### Exercise
From the records below, copy every line that contains the word "Arrays".

-- Start of Record extracts --

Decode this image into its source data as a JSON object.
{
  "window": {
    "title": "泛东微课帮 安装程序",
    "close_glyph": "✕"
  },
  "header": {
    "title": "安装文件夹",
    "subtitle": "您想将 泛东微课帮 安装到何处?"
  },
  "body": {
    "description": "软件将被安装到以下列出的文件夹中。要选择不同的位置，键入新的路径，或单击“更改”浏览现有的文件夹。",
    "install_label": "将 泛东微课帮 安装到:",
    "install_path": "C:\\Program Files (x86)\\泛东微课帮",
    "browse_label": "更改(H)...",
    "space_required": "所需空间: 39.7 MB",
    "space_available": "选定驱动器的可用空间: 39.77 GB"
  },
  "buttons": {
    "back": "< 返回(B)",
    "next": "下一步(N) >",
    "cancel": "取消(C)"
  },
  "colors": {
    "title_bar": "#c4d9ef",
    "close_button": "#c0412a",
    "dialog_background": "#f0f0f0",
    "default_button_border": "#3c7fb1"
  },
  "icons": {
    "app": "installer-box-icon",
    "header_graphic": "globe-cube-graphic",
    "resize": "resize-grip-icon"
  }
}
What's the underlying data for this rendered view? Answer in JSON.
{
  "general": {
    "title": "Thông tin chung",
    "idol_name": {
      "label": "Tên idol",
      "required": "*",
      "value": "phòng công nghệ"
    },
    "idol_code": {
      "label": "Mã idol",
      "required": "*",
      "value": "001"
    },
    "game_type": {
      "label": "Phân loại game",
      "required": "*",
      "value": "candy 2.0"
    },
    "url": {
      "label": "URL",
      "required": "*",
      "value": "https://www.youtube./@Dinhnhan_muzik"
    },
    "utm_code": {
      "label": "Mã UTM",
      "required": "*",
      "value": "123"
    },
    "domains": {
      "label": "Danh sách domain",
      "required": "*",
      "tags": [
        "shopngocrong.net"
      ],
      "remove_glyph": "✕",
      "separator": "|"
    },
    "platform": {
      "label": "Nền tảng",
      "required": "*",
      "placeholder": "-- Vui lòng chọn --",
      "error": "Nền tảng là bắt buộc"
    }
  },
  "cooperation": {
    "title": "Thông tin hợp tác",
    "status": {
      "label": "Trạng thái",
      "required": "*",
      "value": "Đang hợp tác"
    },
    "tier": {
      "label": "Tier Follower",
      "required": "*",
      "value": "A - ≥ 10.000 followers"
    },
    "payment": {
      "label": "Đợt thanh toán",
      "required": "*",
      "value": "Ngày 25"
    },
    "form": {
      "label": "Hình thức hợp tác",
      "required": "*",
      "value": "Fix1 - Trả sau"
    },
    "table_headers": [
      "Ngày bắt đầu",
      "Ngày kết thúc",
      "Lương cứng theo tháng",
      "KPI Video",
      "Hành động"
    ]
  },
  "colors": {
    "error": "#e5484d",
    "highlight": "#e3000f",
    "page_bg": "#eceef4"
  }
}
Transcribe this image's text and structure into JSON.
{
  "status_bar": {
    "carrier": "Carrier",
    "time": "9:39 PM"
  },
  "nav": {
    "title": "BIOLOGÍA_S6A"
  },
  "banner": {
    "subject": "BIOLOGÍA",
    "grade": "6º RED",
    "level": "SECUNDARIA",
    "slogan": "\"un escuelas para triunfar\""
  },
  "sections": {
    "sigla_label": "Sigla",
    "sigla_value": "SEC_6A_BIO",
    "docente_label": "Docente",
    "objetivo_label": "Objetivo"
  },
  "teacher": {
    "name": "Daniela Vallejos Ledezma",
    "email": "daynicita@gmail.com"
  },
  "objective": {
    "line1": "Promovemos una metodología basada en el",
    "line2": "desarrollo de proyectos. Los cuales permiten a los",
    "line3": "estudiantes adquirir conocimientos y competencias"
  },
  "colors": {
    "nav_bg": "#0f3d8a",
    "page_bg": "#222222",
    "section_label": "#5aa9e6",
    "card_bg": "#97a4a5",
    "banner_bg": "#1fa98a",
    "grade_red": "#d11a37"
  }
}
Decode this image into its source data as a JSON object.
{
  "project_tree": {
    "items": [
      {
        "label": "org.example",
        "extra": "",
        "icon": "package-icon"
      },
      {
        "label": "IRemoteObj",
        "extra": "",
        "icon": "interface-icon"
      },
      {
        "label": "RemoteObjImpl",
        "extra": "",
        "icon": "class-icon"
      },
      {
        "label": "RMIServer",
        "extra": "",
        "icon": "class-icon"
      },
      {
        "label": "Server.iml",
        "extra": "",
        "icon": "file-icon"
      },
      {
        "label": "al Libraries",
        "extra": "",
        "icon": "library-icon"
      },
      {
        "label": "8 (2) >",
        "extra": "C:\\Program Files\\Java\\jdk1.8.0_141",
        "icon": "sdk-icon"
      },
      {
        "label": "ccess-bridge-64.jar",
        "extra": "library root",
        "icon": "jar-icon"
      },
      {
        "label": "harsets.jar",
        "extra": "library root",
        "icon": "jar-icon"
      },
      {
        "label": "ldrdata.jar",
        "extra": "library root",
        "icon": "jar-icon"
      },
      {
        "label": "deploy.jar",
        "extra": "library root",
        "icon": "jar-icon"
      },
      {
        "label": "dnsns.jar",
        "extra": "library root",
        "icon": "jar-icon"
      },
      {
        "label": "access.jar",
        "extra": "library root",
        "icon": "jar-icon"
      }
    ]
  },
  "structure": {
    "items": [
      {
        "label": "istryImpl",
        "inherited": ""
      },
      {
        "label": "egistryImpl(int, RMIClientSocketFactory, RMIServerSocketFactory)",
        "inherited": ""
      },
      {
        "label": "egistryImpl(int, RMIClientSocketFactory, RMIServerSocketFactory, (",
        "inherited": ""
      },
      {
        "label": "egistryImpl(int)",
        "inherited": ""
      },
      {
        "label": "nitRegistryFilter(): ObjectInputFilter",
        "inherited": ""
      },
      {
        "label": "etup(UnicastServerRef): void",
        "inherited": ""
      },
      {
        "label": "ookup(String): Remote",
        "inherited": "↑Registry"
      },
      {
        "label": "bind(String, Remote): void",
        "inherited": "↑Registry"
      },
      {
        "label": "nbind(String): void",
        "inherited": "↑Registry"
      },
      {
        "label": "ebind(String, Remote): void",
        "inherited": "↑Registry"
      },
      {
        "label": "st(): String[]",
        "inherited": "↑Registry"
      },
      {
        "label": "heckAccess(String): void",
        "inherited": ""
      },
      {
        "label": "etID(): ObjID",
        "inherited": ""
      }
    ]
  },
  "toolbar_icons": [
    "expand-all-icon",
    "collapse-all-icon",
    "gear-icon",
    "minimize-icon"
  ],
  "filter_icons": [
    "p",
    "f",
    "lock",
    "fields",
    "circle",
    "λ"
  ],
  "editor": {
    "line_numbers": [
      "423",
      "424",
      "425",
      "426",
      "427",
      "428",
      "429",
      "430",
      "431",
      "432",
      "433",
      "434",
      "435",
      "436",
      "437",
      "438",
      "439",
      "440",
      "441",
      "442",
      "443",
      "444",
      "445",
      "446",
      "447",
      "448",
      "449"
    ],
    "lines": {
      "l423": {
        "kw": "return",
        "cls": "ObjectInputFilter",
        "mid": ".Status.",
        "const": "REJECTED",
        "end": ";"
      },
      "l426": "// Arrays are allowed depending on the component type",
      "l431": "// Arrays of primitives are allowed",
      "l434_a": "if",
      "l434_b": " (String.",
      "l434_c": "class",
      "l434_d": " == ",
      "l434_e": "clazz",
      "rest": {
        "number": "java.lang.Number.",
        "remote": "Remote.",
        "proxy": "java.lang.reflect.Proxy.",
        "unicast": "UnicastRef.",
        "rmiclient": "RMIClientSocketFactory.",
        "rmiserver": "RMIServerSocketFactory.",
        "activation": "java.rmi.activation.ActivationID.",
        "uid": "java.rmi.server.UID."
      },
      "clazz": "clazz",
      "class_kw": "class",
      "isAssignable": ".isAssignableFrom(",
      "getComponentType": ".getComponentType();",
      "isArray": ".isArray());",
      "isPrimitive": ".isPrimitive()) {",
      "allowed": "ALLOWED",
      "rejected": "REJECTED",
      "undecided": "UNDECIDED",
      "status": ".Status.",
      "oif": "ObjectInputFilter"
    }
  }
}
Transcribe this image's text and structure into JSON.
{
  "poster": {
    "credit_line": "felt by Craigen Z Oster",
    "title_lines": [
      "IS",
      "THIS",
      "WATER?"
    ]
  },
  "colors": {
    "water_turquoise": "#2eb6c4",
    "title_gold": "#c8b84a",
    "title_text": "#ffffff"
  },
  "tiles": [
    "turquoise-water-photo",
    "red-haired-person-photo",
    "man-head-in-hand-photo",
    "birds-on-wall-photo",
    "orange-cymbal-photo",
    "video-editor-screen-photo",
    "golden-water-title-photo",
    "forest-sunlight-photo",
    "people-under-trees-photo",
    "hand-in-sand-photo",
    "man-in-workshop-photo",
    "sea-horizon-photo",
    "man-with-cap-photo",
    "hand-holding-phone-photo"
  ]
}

-- End of Record extracts --

### Output of the task
      "l426": "// Arrays are allowed depending on the component type",
      "l431": "// Arrays of primitives are allowed",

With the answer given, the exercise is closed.